GIVEN REQUEST:
Provide an exact transcription of all the records.

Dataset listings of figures
-- BEGIN --

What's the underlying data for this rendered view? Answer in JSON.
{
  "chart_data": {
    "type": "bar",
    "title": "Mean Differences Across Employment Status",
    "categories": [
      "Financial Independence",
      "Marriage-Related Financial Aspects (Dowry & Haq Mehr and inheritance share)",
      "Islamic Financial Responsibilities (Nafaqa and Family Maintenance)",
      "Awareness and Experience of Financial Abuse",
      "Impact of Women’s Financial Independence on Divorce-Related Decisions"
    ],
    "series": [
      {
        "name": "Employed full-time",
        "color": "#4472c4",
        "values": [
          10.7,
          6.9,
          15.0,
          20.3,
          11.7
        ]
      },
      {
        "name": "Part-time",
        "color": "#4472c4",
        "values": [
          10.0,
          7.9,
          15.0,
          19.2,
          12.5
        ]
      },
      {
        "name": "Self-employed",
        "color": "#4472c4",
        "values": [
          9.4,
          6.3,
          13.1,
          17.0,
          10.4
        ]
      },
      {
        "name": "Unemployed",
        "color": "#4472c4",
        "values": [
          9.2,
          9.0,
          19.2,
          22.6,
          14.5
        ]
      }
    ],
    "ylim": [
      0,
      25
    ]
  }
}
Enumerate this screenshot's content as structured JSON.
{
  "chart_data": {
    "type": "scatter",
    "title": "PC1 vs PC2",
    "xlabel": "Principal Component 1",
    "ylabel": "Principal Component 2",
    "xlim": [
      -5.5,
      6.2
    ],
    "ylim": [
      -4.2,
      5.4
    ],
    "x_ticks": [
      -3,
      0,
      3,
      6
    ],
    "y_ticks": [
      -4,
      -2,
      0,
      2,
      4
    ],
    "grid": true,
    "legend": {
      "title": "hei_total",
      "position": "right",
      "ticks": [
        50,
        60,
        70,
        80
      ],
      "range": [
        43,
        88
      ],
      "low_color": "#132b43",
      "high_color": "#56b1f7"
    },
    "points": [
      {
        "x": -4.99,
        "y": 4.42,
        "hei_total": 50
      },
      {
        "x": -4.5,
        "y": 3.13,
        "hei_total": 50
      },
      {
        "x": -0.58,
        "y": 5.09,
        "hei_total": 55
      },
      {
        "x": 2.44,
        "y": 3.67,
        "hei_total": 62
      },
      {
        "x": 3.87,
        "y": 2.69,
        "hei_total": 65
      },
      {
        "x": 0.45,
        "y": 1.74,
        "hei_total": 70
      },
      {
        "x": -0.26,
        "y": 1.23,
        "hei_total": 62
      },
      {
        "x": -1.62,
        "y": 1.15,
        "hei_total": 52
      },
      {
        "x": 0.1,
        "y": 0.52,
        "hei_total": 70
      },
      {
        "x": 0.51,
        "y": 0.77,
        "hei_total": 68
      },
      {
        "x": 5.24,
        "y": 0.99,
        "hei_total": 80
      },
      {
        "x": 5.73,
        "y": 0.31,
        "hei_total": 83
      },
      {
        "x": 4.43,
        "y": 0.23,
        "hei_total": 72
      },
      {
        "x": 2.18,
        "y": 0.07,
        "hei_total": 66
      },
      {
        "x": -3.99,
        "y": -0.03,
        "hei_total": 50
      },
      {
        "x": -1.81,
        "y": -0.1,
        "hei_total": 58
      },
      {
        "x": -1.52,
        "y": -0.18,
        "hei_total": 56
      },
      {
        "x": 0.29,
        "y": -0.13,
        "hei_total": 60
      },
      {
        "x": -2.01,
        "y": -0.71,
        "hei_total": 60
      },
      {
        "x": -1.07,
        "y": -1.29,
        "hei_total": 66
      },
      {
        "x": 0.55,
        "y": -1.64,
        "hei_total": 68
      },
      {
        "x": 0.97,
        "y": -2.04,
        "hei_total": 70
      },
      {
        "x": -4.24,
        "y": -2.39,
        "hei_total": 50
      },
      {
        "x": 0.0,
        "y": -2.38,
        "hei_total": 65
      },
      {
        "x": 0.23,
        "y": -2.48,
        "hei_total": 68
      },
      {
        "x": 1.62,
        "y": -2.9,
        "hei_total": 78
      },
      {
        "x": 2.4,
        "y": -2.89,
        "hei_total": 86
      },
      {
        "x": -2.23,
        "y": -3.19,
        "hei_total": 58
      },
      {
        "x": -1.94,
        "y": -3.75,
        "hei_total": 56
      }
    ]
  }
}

-- END --

SOLUTION FOR THIS TASK:
What's the underlying data for this rendered view? Answer in JSON.
{
  "chart_data": {
    "type": "bar",
    "title": "Mean Differences Across Employment Status",
    "categories": [
      "Financial Independence",
      "Marriage-Related Financial Aspects (Dowry & Haq Mehr and inheritance share)",
      "Islamic Financial Responsibilities (Nafaqa and Family Maintenance)",
      "Awareness and Experience of Financial Abuse",
      "Impact of Women’s Financial Independence on Divorce-Related Decisions"
    ],
    "series": [
      {
        "name": "Employed full-time",
        "color": "#4472c4",
        "values": [
          10.7,
          6.9,
          15.0,
          20.3,
          11.7
        ]
      },
      {
        "name": "Part-time",
        "color": "#4472c4",
        "values": [
          10.0,
          7.9,
          15.0,
          19.2,
          12.5
        ]
      },
      {
        "name": "Self-employed",
        "color": "#4472c4",
        "values": [
          9.4,
          6.3,
          13.1,
          17.0,
          10.4
        ]
      },
      {
        "name": "Unemployed",
        "color": "#4472c4",
        "values": [
          9.2,
          9.0,
          19.2,
          22.6,
          14.5
        ]
      }
    ],
    "ylim": [
      0,
      25
    ]
  }
}
Enumerate this screenshot's content as structured JSON.
{
  "chart_data": {
    "type": "scatter",
    "title": "PC1 vs PC2",
    "xlabel": "Principal Component 1",
    "ylabel": "Principal Component 2",
    "xlim": [
      -5.5,
      6.2
    ],
    "ylim": [
      -4.2,
      5.4
    ],
    "x_ticks": [
      -3,
      0,
      3,
      6
    ],
    "y_ticks": [
      -4,
      -2,
      0,
      2,
      4
    ],
    "grid": true,
    "legend": {
      "title": "hei_total",
      "position": "right",
      "ticks": [
        50,
        60,
        70,
        80
      ],
      "range": [
        43,
        88
      ],
      "low_color": "#132b43",
      "high_color": "#56b1f7"
    },
    "points": [
      {
        "x": -4.99,
        "y": 4.42,
        "hei_total": 50
      },
      {
        "x": -4.5,
        "y": 3.13,
        "hei_total": 50
      },
      {
        "x": -0.58,
        "y": 5.09,
        "hei_total": 55
      },
      {
        "x": 2.44,
        "y": 3.67,
        "hei_total": 62
      },
      {
        "x": 3.87,
        "y": 2.69,
        "hei_total": 65
      },
      {
        "x": 0.45,
        "y": 1.74,
        "hei_total": 70
      },
      {
        "x": -0.26,
        "y": 1.23,
        "hei_total": 62
      },
      {
        "x": -1.62,
        "y": 1.15,
        "hei_total": 52
      },
      {
        "x": 0.1,
        "y": 0.52,
        "hei_total": 70
      },
      {
        "x": 0.51,
        "y": 0.77,
        "hei_total": 68
      },
      {
        "x": 5.24,
        "y": 0.99,
        "hei_total": 80
      },
      {
        "x": 5.73,
        "y": 0.31,
        "hei_total": 83
      },
      {
        "x": 4.43,
        "y": 0.23,
        "hei_total": 72
      },
      {
        "x": 2.18,
        "y": 0.07,
        "hei_total": 66
      },
      {
        "x": -3.99,
        "y": -0.03,
        "hei_total": 50
      },
      {
        "x": -1.81,
        "y": -0.1,
        "hei_total": 58
      },
      {
        "x": -1.52,
        "y": -0.18,
        "hei_total": 56
      },
      {
        "x": 0.29,
        "y": -0.13,
        "hei_total": 60
      },
      {
        "x": -2.01,
        "y": -0.71,
        "hei_total": 60
      },
      {
        "x": -1.07,
        "y": -1.29,
        "hei_total": 66
      },
      {
        "x": 0.55,
        "y": -1.64,
        "hei_total": 68
      },
      {
        "x": 0.97,
        "y": -2.04,
        "hei_total": 70
      },
      {
        "x": -4.24,
        "y": -2.39,
        "hei_total": 50
      },
      {
        "x": 0.0,
        "y": -2.38,
        "hei_total": 65
      },
      {
        "x": 0.23,
        "y": -2.48,
        "hei_total": 68
      },
      {
        "x": 1.62,
        "y": -2.9,
        "hei_total": 78
      },
      {
        "x": 2.4,
        "y": -2.89,
        "hei_total": 86
      },
      {
        "x": -2.23,
        "y": -3.19,
        "hei_total": 58
      },
      {
        "x": -1.94,
        "y": -3.75,
        "hei_total": 56
      }
    ]
  }
}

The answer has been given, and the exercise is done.